Go through the entries below and copy each line containing the word "Transcribe".

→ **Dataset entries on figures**
■ ■ ■ ■ ■ ■ ■
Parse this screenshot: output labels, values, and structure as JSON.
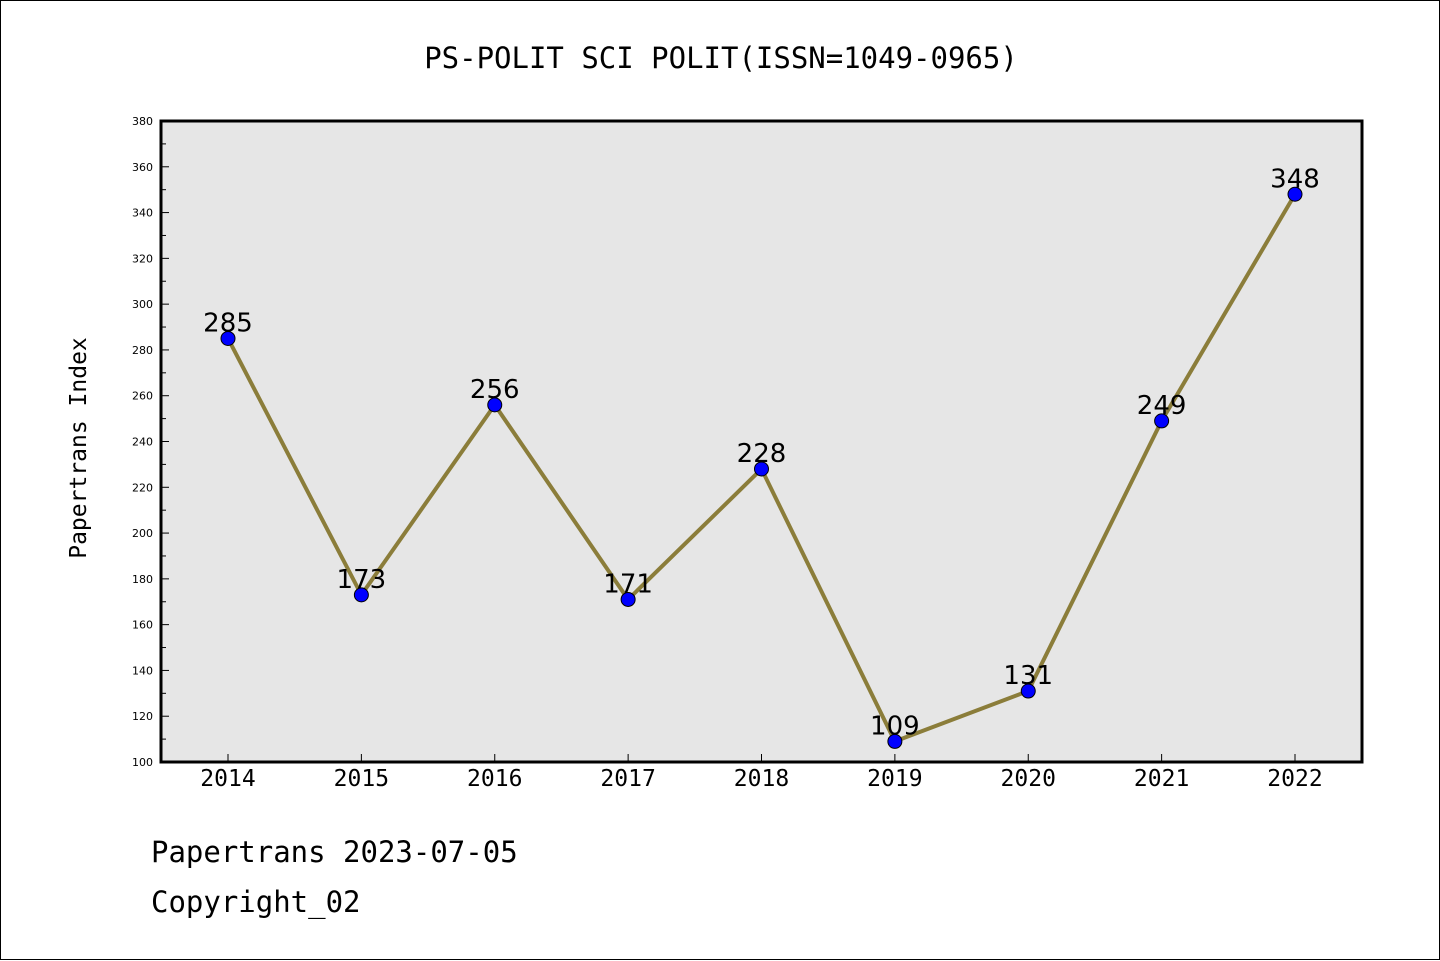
{
  "chart_data": {
    "type": "line",
    "title": "PS-POLIT SCI POLIT(ISSN=1049-0965)",
    "xlabel": "",
    "ylabel": "Papertrans Index",
    "categories": [
      "2014",
      "2015",
      "2016",
      "2017",
      "2018",
      "2019",
      "2020",
      "2021",
      "2022"
    ],
    "series": [
      {
        "values": [
          285,
          173,
          256,
          171,
          228,
          109,
          131,
          249,
          348
        ]
      }
    ],
    "data_labels": [
      "285",
      "173",
      "256",
      "171",
      "228",
      "109",
      "131",
      "249",
      "348"
    ],
    "ylim": [
      100,
      380
    ],
    "yticks": [
      100,
      120,
      140,
      160,
      180,
      200,
      220,
      240,
      260,
      280,
      300,
      320,
      340,
      360,
      380
    ],
    "grid": false,
    "legend": "none",
    "colors": {
      "line": "#8B7D3A",
      "marker": "#0000FF",
      "plot_background": "#E6E6E6"
    }
  },
  "footer": {
    "date_line": "Papertrans 2023-07-05",
    "copyright_line": "Copyright_02"
  }
}
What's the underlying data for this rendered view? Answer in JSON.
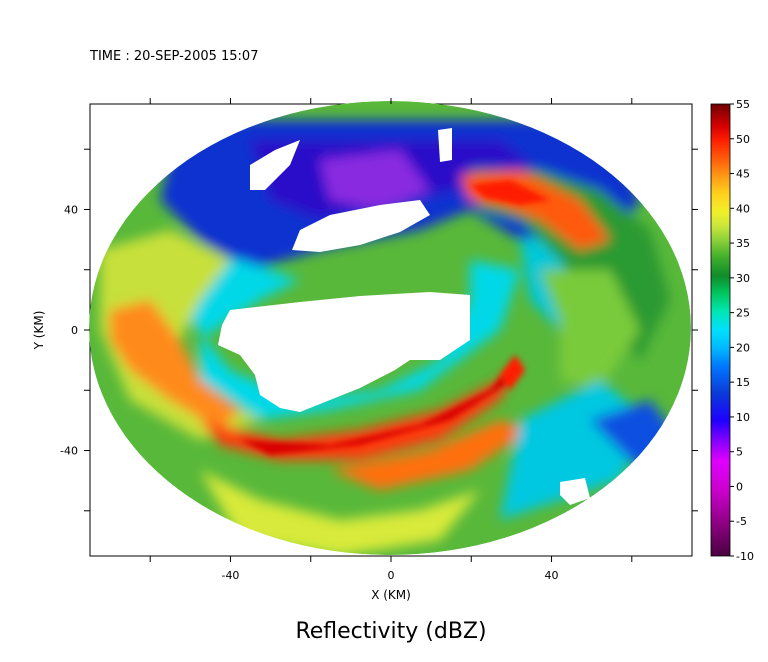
{
  "chart_data": {
    "type": "heatmap",
    "time_label": "TIME : 20-SEP-2005 15:07",
    "title": "Reflectivity (dBZ)",
    "xlabel": "X (KM)",
    "ylabel": "Y (KM)",
    "xlim": [
      -75,
      75
    ],
    "ylim": [
      -75,
      75
    ],
    "x_ticks": [
      -40,
      0,
      40
    ],
    "y_ticks": [
      -40,
      0,
      40
    ],
    "x_tick_labels": [
      "-40",
      "0",
      "40"
    ],
    "y_tick_labels": [
      "-40",
      "0",
      "40"
    ],
    "colorbar": {
      "levels": [
        -10,
        -5,
        0,
        5,
        10,
        15,
        20,
        25,
        30,
        35,
        40,
        45,
        50,
        55
      ],
      "tick_labels": [
        "-10",
        "-5",
        "0",
        "5",
        "10",
        "15",
        "20",
        "25",
        "30",
        "35",
        "40",
        "45",
        "50",
        "55"
      ],
      "colors": [
        "#4a0040",
        "#8a0080",
        "#c800c8",
        "#e000ff",
        "#7a00ff",
        "#1e00ff",
        "#0b3ad8",
        "#0077ff",
        "#00b8ff",
        "#00e0ff",
        "#00e6b4",
        "#00c860",
        "#0f8c2a",
        "#3fae2a",
        "#8fd13a",
        "#c8e63a",
        "#f0f02a",
        "#ffd21e",
        "#ff9a14",
        "#ff5a0a",
        "#ff1e00",
        "#d80000",
        "#9a0000",
        "#6a0000"
      ]
    },
    "grid": false
  }
}
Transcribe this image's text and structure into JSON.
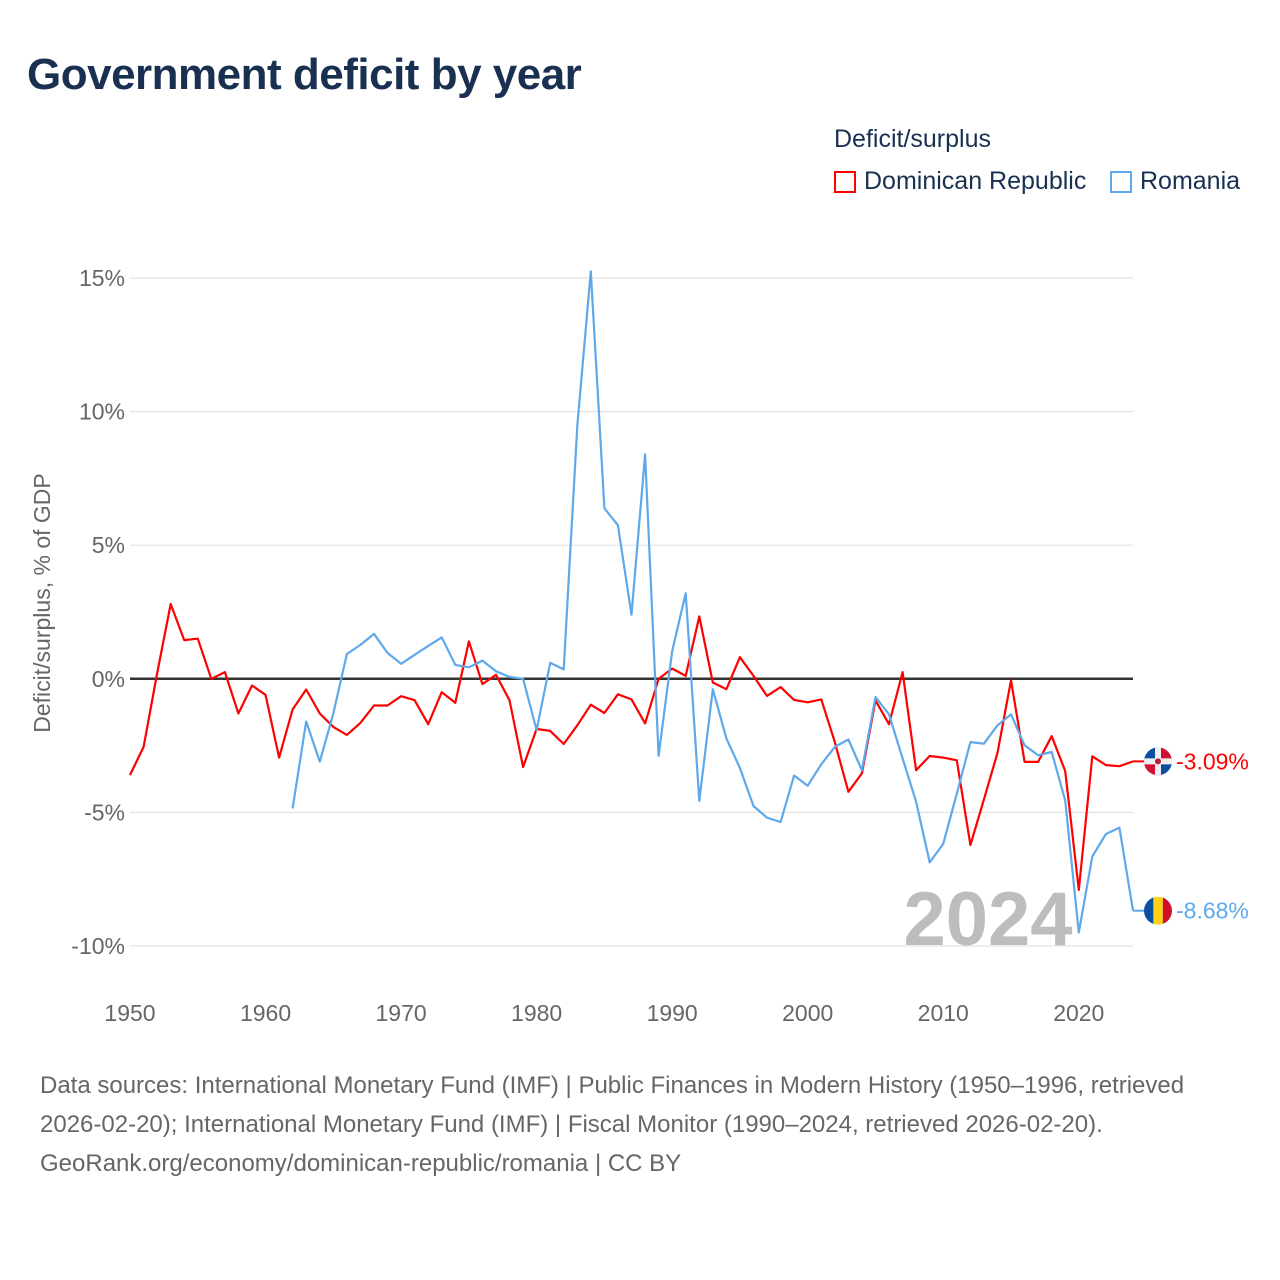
{
  "title": "Government deficit by year",
  "legend": {
    "title": "Deficit/surplus",
    "items": [
      {
        "label": "Dominican Republic",
        "color": "#ff0000"
      },
      {
        "label": "Romania",
        "color": "#5ea8ec"
      }
    ]
  },
  "watermark_year": "2024",
  "footer": {
    "sources": "Data sources: International Monetary Fund (IMF) | Public Finances in Modern History (1950–1996, retrieved 2026-02-20); International Monetary Fund (IMF) | Fiscal Monitor (1990–2024, retrieved 2026-02-20).",
    "credit": "GeoRank.org/economy/dominican-republic/romania | CC BY"
  },
  "chart_data": {
    "type": "line",
    "title": "Government deficit by year",
    "xlabel": "",
    "ylabel": "Deficit/surplus, % of GDP",
    "xlim": [
      1950,
      2024
    ],
    "ylim": [
      -10,
      15
    ],
    "x_ticks": [
      1950,
      1960,
      1970,
      1980,
      1990,
      2000,
      2010,
      2020
    ],
    "x_tick_labels": [
      "1950",
      "1960",
      "1970",
      "1980",
      "1990",
      "2000",
      "2010",
      "2020"
    ],
    "y_ticks": [
      15,
      10,
      5,
      0,
      -5,
      -10
    ],
    "y_tick_labels": [
      "15%",
      "10%",
      "5%",
      "0%",
      "-5%",
      "-10%"
    ],
    "grid": true,
    "legend_position": "top-right",
    "series": [
      {
        "name": "Dominican Republic",
        "color": "#ff0000",
        "start_year": 1950,
        "end_label": "-3.09%",
        "values": [
          -3.6,
          -2.55,
          0.2,
          2.8,
          1.45,
          1.5,
          0,
          0.25,
          -1.3,
          -0.25,
          -0.6,
          -2.95,
          -1.15,
          -0.4,
          -1.3,
          -1.8,
          -2.1,
          -1.65,
          -1.0,
          -1.0,
          -0.65,
          -0.8,
          -1.7,
          -0.5,
          -0.9,
          1.4,
          -0.2,
          0.15,
          -0.8,
          -3.3,
          -1.88,
          -1.95,
          -2.44,
          -1.74,
          -0.97,
          -1.28,
          -0.58,
          -0.77,
          -1.67,
          0,
          0.38,
          0.11,
          2.33,
          -0.14,
          -0.39,
          0.81,
          0.11,
          -0.64,
          -0.31,
          -0.79,
          -0.88,
          -0.77,
          -2.37,
          -4.23,
          -3.54,
          -0.81,
          -1.7,
          0.25,
          -3.42,
          -2.89,
          -2.95,
          -3.05,
          -6.22,
          -4.52,
          -2.77,
          -0.06,
          -3.11,
          -3.11,
          -2.15,
          -3.45,
          -7.9,
          -2.9,
          -3.23,
          -3.27,
          -3.09
        ]
      },
      {
        "name": "Romania",
        "color": "#5ea8ec",
        "start_year": 1962,
        "end_label": "-8.68%",
        "values": [
          -4.85,
          -1.6,
          -3.1,
          -1.3,
          0.93,
          1.27,
          1.68,
          0.97,
          0.56,
          0.9,
          1.23,
          1.55,
          0.52,
          0.43,
          0.68,
          0.28,
          0.07,
          0,
          -1.92,
          0.6,
          0.35,
          9.47,
          15.25,
          6.38,
          5.75,
          2.4,
          8.4,
          -2.88,
          1.04,
          3.2,
          -4.57,
          -0.39,
          -2.23,
          -3.34,
          -4.76,
          -5.2,
          -5.36,
          -3.62,
          -4.0,
          -3.2,
          -2.55,
          -2.27,
          -3.42,
          -0.68,
          -1.33,
          -2.98,
          -4.6,
          -6.87,
          -6.18,
          -4.3,
          -2.37,
          -2.43,
          -1.74,
          -1.33,
          -2.49,
          -2.86,
          -2.74,
          -4.55,
          -9.5,
          -6.65,
          -5.81,
          -5.57,
          -8.68
        ]
      }
    ]
  }
}
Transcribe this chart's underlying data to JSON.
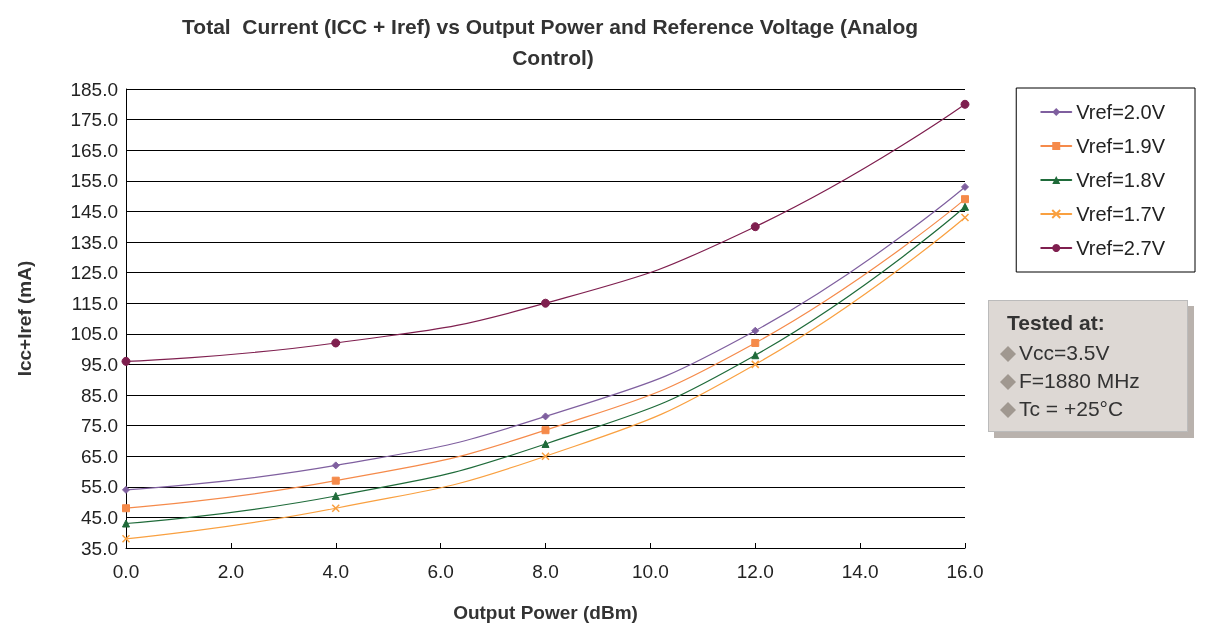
{
  "chart_data": {
    "type": "line",
    "title": "Total  Current (ICC + Iref) vs Output Power and Reference Voltage (Analog Control)",
    "xlabel": "Output Power (dBm)",
    "ylabel": "Icc+Iref (mA)",
    "x": [
      0,
      4,
      8,
      12,
      16
    ],
    "series": [
      {
        "name": "Vref=2.0V",
        "color": "#7f5f9f",
        "marker": "diamond",
        "values": [
          54,
          62,
          78,
          106,
          153
        ]
      },
      {
        "name": "Vref=1.9V",
        "color": "#f58a4a",
        "marker": "square",
        "values": [
          48,
          57,
          73.5,
          102,
          149
        ]
      },
      {
        "name": "Vref=1.8V",
        "color": "#1f6b3a",
        "marker": "triangle",
        "values": [
          43,
          52,
          69,
          98,
          146.5
        ]
      },
      {
        "name": "Vref=1.7V",
        "color": "#f9a040",
        "marker": "cross",
        "values": [
          38,
          48,
          65,
          95,
          143
        ]
      },
      {
        "name": "Vref=2.7V",
        "color": "#7f1f4f",
        "marker": "circle",
        "values": [
          96,
          102,
          115,
          140,
          180
        ]
      }
    ],
    "xlim": [
      0,
      16
    ],
    "xticks": [
      {
        "value": 0,
        "label": "0.0"
      },
      {
        "value": 2,
        "label": "2.0"
      },
      {
        "value": 4,
        "label": "4.0"
      },
      {
        "value": 6,
        "label": "6.0"
      },
      {
        "value": 8,
        "label": "8.0"
      },
      {
        "value": 10,
        "label": "10.0"
      },
      {
        "value": 12,
        "label": "12.0"
      },
      {
        "value": 14,
        "label": "14.0"
      },
      {
        "value": 16,
        "label": "16.0"
      }
    ],
    "ylim": [
      35,
      185
    ],
    "yticks": [
      {
        "value": 35,
        "label": "35.0"
      },
      {
        "value": 45,
        "label": "45.0"
      },
      {
        "value": 55,
        "label": "55.0"
      },
      {
        "value": 65,
        "label": "65.0"
      },
      {
        "value": 75,
        "label": "75.0"
      },
      {
        "value": 85,
        "label": "85.0"
      },
      {
        "value": 95,
        "label": "95.0"
      },
      {
        "value": 105,
        "label": "105.0"
      },
      {
        "value": 115,
        "label": "115.0"
      },
      {
        "value": 125,
        "label": "125.0"
      },
      {
        "value": 135,
        "label": "135.0"
      },
      {
        "value": 145,
        "label": "145.0"
      },
      {
        "value": 155,
        "label": "155.0"
      },
      {
        "value": 165,
        "label": "165.0"
      },
      {
        "value": 175,
        "label": "175.0"
      },
      {
        "value": 185,
        "label": "185.0"
      }
    ],
    "grid": "y",
    "legend": "right",
    "annotations": [
      "Tested at:",
      "Vcc=3.5V",
      "F=1880 MHz",
      "Tc = +25°C"
    ]
  }
}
■ ■ ■ ■ ■ ■ ■
→ **Final answer**
Transcribe this image's text and structure into JSON.
Transcribe this chart's underlying data to JSON.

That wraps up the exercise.